Lines containing "chaîne" are to be counted. Give the number and nothing more.

Items from a dataset
────────
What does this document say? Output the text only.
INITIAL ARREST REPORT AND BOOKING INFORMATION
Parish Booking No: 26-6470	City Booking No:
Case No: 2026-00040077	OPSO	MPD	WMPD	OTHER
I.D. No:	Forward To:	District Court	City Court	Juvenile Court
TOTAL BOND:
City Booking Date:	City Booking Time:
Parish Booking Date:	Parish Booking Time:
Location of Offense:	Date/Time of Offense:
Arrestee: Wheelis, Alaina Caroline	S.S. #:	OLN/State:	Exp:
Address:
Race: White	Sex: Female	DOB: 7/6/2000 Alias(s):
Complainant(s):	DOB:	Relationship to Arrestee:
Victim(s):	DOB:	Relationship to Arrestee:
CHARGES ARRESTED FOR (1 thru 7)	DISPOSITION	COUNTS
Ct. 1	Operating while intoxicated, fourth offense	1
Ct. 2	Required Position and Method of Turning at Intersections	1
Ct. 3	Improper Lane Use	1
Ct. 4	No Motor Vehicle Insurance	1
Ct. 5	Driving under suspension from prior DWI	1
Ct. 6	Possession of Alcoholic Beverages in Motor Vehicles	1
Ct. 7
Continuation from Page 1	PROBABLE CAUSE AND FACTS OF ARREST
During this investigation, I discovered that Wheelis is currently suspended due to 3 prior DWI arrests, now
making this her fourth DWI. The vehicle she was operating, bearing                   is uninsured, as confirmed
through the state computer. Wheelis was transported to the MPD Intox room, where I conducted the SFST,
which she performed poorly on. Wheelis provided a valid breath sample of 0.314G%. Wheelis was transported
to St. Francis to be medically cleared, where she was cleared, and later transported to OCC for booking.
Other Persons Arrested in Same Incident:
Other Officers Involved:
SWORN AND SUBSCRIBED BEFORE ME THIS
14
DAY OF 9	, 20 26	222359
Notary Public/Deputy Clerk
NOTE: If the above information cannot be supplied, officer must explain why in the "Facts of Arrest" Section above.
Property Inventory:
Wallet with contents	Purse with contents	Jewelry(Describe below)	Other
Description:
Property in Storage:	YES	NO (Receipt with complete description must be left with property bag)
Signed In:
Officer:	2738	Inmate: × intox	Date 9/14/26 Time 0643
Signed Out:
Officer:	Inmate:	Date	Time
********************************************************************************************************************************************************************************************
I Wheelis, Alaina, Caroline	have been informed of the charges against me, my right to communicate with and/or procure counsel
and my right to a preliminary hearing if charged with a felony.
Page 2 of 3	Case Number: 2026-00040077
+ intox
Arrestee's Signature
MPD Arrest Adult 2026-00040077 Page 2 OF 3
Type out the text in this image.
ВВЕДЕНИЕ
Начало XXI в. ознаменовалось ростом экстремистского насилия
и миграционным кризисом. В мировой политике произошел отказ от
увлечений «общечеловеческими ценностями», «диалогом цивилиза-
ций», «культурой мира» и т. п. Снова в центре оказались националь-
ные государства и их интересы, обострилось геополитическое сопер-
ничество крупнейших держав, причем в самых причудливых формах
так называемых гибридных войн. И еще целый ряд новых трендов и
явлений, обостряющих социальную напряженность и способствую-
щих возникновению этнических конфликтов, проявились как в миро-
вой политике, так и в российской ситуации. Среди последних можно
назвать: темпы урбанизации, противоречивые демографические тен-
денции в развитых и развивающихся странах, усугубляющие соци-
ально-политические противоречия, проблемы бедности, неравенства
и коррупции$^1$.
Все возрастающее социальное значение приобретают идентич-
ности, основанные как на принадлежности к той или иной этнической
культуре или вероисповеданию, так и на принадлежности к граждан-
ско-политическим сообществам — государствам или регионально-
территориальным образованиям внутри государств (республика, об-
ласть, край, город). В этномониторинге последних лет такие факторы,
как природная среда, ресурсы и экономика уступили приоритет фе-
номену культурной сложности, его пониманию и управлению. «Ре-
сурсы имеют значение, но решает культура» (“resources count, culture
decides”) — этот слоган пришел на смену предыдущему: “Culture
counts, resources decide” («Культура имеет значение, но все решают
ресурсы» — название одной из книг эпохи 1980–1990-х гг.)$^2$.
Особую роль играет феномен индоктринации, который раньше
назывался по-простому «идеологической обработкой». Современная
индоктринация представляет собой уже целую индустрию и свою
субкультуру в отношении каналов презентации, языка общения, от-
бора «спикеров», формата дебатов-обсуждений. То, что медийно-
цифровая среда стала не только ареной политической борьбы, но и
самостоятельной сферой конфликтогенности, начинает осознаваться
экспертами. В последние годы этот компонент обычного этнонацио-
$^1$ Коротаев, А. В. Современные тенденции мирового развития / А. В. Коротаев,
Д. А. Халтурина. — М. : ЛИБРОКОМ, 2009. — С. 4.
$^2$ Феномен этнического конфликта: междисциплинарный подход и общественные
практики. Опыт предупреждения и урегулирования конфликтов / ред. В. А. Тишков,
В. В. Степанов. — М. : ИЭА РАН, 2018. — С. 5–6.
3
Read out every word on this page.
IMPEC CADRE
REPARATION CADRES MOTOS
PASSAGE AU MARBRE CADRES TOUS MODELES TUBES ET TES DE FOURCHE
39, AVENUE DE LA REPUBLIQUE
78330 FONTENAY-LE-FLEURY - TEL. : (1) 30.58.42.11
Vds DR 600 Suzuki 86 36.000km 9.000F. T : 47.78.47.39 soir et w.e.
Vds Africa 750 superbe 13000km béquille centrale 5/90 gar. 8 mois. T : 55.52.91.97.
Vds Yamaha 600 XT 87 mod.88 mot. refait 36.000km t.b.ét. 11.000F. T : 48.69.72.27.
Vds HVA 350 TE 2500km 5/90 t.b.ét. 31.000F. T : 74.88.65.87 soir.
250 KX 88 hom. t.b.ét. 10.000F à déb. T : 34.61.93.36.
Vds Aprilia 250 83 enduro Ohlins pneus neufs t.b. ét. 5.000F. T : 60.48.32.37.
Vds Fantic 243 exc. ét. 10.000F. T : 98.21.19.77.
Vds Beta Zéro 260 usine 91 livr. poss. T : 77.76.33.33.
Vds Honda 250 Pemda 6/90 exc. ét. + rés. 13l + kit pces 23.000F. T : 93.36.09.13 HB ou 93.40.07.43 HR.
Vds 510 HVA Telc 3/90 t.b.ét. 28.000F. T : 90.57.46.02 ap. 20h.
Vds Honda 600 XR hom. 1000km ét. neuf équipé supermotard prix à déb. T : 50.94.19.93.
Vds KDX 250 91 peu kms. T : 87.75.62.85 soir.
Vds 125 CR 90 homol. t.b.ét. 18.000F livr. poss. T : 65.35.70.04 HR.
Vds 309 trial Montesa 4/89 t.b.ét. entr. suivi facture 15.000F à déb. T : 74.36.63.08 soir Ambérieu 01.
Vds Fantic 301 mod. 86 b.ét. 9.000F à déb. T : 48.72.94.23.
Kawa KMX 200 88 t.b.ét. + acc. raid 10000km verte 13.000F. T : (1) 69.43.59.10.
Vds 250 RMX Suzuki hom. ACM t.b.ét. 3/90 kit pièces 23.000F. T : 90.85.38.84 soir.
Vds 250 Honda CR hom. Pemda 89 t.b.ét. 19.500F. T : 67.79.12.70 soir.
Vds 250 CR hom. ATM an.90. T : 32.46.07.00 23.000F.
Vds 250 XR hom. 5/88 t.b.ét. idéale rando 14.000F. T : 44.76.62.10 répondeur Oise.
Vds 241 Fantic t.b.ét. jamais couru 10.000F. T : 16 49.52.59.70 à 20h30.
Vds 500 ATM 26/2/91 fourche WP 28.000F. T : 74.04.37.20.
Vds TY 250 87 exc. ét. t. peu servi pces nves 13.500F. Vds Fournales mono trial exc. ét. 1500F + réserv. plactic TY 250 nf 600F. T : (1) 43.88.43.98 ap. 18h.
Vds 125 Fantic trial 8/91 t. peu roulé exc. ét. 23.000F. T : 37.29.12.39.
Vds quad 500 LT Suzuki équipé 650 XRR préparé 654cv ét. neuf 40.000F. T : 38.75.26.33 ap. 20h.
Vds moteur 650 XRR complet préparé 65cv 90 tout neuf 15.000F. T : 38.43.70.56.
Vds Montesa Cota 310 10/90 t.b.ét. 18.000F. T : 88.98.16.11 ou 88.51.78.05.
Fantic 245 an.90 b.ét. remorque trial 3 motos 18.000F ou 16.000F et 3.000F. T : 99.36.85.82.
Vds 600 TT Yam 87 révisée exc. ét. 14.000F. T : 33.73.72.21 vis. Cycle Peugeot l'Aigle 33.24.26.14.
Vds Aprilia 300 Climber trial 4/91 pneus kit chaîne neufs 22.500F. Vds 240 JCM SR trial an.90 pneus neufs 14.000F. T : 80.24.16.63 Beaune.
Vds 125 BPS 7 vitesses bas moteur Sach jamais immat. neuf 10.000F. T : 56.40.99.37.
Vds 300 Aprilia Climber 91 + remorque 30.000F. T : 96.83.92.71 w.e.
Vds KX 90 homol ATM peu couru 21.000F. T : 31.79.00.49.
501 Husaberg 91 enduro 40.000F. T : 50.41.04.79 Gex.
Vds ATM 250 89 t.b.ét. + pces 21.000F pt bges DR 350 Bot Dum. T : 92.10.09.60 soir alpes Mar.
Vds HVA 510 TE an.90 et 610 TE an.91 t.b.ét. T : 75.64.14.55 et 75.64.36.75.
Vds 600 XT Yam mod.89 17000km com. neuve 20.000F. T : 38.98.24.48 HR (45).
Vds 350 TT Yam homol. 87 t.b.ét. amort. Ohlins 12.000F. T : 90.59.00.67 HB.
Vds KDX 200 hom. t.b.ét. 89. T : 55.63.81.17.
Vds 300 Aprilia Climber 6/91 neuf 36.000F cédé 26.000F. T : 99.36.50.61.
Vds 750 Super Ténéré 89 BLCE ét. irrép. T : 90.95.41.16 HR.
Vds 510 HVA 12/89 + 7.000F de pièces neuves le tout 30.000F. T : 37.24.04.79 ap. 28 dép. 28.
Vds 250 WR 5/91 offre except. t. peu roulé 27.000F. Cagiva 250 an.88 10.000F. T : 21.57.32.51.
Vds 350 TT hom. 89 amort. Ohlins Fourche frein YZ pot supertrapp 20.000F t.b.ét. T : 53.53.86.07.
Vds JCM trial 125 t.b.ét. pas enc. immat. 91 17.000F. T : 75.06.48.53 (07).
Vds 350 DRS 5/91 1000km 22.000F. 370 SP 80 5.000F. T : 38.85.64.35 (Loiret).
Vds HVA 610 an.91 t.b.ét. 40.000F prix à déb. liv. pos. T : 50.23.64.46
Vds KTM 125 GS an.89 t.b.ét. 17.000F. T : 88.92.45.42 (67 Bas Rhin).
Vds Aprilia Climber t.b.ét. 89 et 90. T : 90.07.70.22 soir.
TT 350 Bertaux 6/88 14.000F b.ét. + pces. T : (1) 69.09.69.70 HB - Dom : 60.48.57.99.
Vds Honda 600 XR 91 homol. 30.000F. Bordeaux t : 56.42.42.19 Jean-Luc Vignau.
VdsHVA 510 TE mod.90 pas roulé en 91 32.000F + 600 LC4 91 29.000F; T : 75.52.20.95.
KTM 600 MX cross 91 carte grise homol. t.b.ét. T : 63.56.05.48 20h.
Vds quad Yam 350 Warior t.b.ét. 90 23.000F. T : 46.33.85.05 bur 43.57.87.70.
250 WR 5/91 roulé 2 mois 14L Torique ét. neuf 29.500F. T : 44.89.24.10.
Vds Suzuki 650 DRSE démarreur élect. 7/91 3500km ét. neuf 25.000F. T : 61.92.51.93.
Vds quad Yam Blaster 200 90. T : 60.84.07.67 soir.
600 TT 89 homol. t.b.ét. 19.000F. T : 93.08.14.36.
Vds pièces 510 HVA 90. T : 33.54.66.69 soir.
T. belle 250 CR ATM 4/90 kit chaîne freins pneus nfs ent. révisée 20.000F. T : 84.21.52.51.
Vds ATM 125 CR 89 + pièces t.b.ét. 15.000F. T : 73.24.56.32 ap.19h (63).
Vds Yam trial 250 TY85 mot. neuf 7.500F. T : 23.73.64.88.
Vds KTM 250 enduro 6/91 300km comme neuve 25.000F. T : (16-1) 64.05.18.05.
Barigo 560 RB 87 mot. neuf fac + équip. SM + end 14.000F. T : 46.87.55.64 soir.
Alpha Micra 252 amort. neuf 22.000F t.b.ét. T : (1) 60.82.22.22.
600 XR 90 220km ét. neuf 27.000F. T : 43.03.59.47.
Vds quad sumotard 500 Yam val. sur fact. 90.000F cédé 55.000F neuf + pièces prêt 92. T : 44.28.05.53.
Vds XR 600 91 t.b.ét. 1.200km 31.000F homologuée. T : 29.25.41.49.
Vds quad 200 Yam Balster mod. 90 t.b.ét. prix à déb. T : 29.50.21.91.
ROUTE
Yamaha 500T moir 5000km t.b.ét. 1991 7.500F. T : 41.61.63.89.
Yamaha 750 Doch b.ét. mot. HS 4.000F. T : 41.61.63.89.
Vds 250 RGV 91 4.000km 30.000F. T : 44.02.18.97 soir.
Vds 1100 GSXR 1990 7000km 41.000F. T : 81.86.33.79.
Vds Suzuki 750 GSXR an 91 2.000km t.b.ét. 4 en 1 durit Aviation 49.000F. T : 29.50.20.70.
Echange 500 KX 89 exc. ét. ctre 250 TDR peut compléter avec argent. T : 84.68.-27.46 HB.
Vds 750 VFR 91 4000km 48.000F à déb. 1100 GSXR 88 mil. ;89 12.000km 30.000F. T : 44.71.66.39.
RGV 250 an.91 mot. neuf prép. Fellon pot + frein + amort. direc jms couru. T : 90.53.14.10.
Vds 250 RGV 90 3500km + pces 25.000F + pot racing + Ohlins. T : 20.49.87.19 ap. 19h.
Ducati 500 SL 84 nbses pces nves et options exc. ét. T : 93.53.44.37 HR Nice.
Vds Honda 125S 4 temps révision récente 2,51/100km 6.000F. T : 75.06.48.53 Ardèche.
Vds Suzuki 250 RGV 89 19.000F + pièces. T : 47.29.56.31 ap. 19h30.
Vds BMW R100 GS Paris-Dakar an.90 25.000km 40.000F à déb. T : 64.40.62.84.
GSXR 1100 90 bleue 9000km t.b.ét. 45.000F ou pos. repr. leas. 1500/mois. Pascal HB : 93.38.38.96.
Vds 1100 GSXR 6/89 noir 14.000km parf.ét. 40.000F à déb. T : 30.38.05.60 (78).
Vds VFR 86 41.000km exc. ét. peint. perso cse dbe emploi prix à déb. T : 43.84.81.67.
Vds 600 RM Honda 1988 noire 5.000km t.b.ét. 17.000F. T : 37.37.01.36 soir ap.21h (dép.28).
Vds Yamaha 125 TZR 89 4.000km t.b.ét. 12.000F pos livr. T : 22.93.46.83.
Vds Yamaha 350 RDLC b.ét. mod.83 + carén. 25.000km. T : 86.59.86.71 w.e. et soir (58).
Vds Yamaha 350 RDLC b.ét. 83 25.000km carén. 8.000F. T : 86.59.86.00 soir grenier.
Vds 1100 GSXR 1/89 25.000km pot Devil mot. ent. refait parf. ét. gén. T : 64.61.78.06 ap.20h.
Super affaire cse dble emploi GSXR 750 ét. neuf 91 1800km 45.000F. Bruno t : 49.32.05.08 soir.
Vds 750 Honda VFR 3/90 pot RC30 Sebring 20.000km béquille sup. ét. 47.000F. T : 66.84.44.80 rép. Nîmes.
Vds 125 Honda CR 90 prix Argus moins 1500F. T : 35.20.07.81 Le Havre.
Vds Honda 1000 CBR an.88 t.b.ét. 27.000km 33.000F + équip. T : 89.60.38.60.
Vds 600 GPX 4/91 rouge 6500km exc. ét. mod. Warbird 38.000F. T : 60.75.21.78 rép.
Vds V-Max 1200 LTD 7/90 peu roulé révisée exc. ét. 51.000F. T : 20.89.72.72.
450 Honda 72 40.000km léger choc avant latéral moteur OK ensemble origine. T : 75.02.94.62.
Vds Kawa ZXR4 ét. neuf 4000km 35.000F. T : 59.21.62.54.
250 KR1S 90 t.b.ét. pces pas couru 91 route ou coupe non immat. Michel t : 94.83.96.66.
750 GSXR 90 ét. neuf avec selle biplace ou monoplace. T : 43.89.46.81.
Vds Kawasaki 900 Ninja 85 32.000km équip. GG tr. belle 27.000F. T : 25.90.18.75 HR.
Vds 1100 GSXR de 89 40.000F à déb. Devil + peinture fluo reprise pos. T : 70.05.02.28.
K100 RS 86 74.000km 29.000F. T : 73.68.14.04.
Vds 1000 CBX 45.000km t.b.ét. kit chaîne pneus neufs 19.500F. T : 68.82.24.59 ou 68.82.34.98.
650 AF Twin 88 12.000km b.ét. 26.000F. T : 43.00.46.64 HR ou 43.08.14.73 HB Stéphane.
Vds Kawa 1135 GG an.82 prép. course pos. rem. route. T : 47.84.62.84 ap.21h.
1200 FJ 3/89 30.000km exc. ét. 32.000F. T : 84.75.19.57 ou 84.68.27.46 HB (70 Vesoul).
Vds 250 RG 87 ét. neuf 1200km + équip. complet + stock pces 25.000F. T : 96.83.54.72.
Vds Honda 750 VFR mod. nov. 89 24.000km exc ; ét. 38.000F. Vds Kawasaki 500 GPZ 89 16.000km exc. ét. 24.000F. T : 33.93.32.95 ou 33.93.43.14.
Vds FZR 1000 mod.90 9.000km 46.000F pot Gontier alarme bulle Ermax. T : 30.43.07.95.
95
────────
→ Answer to this problem: 3